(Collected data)

[Start]

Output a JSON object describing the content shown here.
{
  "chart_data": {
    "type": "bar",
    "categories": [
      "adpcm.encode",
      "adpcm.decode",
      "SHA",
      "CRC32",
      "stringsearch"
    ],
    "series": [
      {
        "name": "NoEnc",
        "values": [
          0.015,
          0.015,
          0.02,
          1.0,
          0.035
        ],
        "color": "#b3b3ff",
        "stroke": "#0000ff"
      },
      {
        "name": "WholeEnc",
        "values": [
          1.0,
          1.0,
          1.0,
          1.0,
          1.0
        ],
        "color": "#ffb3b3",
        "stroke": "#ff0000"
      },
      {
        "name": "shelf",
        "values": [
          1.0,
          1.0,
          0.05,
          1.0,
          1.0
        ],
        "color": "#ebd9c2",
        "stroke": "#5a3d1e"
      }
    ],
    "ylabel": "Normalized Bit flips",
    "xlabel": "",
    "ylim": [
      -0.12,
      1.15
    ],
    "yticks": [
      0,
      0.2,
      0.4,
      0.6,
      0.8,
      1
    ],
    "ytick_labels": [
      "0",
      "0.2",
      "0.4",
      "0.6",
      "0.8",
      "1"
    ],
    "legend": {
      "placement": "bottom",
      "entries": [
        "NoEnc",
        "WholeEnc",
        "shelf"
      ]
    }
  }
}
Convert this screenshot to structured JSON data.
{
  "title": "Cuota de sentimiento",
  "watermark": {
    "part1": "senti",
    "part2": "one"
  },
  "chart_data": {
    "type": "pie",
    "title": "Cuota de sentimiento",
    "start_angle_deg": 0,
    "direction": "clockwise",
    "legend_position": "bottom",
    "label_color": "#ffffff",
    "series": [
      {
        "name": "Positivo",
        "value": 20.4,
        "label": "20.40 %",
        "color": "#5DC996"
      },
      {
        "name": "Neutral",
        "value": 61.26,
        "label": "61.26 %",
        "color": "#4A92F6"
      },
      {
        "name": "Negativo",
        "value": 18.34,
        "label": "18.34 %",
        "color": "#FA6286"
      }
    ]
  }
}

[End]

In the records above, how many lines include "sentimiento"? Give that number and nothing more.

2